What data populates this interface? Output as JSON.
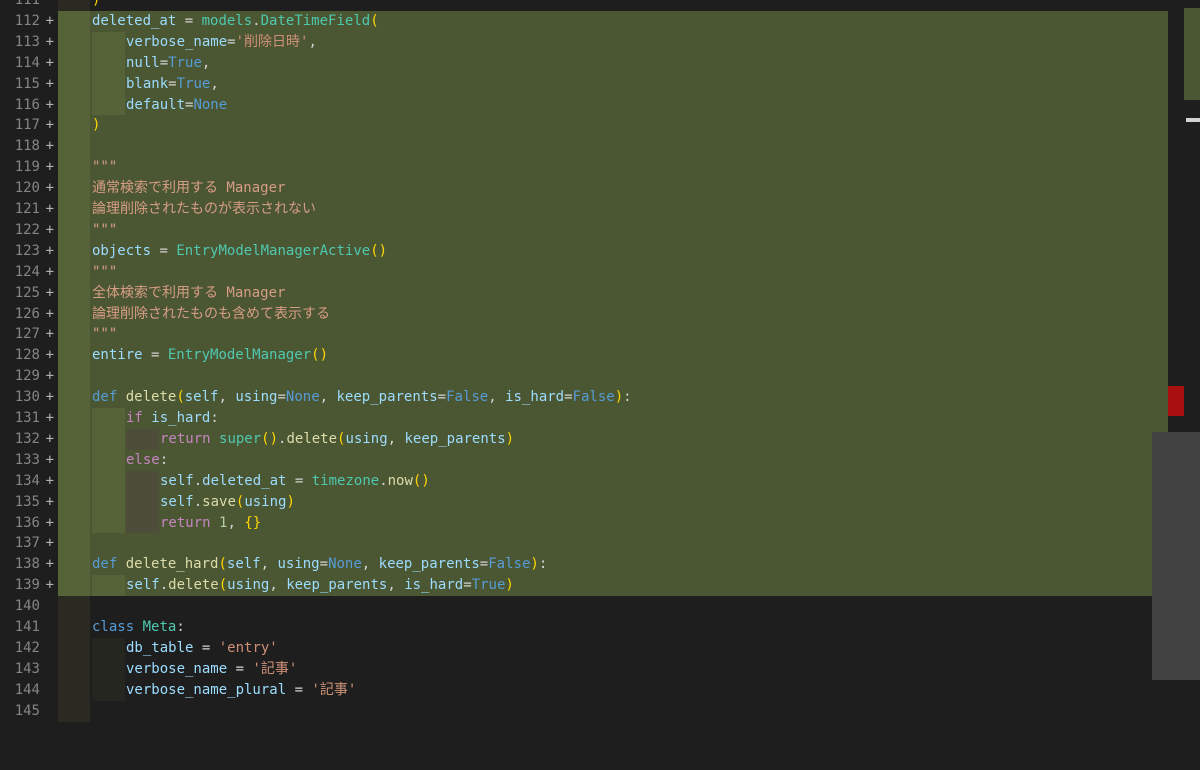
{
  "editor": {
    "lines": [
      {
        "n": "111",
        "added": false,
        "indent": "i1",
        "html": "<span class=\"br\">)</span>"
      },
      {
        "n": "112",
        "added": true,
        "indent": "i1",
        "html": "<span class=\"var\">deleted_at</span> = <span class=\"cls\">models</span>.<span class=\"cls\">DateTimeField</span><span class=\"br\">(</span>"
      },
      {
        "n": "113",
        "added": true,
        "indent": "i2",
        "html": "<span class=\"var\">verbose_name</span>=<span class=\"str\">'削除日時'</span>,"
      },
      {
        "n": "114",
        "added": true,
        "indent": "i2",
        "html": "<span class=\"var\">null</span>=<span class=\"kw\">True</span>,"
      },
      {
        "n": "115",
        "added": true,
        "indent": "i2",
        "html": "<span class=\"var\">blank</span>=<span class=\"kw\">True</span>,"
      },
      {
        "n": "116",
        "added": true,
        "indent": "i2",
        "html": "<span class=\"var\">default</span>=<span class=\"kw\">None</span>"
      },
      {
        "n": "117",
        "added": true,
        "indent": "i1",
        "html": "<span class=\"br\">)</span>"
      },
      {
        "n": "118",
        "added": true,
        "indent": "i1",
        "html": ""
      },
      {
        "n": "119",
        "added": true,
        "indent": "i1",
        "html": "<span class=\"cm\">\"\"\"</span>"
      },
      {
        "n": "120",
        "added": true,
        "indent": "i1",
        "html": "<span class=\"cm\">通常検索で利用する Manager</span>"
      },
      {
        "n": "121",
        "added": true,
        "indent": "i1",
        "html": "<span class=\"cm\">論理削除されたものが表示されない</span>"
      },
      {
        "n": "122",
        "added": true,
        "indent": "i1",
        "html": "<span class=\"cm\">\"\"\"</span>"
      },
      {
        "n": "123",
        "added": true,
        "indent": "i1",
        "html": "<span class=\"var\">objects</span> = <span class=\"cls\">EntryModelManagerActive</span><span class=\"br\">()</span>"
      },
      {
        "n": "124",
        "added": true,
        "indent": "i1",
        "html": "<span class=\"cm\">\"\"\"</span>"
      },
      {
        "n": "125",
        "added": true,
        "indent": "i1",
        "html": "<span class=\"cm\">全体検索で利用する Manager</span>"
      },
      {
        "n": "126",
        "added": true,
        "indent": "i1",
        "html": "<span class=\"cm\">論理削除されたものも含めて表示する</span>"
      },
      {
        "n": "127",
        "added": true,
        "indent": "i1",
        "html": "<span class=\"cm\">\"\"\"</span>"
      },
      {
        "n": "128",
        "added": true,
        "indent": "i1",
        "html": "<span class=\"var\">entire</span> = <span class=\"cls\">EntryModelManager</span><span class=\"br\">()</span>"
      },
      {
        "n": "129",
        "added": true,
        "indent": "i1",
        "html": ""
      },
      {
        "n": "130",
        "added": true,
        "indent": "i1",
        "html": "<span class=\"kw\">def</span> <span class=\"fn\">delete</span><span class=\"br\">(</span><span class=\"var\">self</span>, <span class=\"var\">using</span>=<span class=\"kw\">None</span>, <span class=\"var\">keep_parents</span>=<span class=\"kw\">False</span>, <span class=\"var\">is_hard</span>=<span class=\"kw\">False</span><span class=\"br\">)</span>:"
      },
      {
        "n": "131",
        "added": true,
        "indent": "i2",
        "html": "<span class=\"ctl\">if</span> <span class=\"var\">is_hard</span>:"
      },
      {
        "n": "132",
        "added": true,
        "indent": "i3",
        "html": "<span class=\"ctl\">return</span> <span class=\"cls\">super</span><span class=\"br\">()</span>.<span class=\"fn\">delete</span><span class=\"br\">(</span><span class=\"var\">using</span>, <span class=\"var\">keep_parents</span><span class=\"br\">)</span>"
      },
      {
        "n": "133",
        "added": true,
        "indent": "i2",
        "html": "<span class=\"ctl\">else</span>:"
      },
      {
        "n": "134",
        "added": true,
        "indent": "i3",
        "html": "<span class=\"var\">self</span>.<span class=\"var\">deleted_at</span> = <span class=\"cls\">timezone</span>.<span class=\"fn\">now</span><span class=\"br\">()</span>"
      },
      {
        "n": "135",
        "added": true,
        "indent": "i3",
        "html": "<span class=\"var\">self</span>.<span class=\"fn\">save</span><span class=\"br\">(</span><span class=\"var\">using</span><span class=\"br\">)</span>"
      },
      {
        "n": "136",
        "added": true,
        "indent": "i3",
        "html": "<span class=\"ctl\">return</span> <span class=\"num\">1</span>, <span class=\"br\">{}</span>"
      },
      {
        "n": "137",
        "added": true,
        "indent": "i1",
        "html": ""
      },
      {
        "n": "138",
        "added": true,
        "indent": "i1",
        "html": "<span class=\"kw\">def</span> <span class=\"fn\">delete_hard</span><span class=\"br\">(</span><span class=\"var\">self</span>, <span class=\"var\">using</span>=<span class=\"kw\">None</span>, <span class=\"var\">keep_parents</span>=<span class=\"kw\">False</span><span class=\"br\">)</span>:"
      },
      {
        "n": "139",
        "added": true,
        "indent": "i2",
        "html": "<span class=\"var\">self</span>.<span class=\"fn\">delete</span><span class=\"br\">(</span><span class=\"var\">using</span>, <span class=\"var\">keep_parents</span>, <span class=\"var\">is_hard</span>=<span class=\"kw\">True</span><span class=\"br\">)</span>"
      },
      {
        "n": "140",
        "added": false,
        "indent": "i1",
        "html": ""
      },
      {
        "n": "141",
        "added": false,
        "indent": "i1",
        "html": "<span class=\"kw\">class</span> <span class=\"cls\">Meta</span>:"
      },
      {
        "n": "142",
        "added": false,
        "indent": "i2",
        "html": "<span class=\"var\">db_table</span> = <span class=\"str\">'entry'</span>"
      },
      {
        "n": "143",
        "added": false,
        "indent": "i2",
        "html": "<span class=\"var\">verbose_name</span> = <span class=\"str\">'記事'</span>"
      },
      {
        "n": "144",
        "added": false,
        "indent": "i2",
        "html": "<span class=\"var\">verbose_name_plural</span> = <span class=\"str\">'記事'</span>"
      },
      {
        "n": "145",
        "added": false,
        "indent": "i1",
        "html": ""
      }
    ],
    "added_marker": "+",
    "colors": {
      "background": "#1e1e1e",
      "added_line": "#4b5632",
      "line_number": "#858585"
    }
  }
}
_____
→ **AIM OF THE EXERCISE**: Pick out, from the lines above, every one that contains the string "return".

→ **CORRECT RESPONSE**:
        "html": "<span class=\"ctl\">return</span> <span class=\"cls\">super</span><span class=\"br\">()</span>.<span class=\"fn\">delete</span><span class=\"br\">(</span><span class=\"var\">using</span>, <span class=\"var\">keep_parents</span><span class=\"br\">)</span>"
        "html": "<span class=\"ctl\">return</span> <span class=\"num\">1</span>, <span class=\"br\">{}</span>"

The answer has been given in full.